**WHAT TO DO**
For each line below with the word "curve", write out a copy.

**MATERIALS PROVIDED**
------------------------------------------------------------

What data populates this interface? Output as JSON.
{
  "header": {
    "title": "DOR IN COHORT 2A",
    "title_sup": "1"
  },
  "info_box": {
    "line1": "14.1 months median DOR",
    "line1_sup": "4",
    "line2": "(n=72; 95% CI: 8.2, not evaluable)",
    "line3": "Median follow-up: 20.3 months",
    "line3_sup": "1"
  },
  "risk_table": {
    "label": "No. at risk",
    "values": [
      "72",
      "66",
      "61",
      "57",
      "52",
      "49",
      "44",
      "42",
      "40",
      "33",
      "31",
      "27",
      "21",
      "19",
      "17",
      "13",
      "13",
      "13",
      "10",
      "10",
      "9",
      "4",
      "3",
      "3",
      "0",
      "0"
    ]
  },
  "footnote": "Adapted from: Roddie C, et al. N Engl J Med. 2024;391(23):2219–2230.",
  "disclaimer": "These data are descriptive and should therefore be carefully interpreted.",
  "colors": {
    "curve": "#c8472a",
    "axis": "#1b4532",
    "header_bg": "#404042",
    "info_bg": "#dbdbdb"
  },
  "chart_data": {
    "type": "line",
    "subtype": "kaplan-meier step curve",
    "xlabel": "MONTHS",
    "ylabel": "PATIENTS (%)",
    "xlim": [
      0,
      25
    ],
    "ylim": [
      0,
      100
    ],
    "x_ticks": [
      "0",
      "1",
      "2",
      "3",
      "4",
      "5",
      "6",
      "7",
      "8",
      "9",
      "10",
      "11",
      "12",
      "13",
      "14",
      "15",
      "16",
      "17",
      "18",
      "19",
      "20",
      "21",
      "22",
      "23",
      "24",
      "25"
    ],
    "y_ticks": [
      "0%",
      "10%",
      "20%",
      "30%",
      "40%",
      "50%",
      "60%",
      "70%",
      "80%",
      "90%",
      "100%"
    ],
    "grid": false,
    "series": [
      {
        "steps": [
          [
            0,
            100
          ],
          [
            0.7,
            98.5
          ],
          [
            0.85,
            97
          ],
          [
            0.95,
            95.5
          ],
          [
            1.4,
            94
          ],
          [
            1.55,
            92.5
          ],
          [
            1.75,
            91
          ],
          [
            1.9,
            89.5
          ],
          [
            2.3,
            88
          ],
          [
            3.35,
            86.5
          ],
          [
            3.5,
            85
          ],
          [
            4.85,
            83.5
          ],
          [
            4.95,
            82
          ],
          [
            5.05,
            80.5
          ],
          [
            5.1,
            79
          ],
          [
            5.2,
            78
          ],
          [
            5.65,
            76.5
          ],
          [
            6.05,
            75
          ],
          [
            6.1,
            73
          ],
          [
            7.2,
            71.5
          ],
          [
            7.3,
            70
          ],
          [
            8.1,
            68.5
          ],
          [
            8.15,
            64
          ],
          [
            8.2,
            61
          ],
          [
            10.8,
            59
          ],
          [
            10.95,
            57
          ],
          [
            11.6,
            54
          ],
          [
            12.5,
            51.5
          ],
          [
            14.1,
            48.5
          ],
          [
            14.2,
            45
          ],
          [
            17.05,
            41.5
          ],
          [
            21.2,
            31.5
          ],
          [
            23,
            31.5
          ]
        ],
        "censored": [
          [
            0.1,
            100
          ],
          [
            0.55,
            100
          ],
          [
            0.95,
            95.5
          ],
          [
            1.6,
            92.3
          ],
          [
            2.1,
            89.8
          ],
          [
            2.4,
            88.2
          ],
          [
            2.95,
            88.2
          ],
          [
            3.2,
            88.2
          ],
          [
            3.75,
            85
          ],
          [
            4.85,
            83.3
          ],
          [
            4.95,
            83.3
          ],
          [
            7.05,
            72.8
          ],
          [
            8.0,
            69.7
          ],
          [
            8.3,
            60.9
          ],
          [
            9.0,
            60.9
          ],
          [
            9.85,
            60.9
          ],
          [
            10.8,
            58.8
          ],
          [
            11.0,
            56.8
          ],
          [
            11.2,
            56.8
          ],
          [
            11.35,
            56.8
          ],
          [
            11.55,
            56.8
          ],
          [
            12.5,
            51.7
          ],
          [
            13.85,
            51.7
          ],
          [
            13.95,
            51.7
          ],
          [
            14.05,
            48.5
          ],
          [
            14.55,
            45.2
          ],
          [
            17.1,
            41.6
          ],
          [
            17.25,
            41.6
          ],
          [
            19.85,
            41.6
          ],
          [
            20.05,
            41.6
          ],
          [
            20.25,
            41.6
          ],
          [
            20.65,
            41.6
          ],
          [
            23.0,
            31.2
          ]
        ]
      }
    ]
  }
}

------------------------------------------------------------

**ANSWER BOX**
    "curve": "#c8472a",
    "subtype": "kaplan-meier step curve",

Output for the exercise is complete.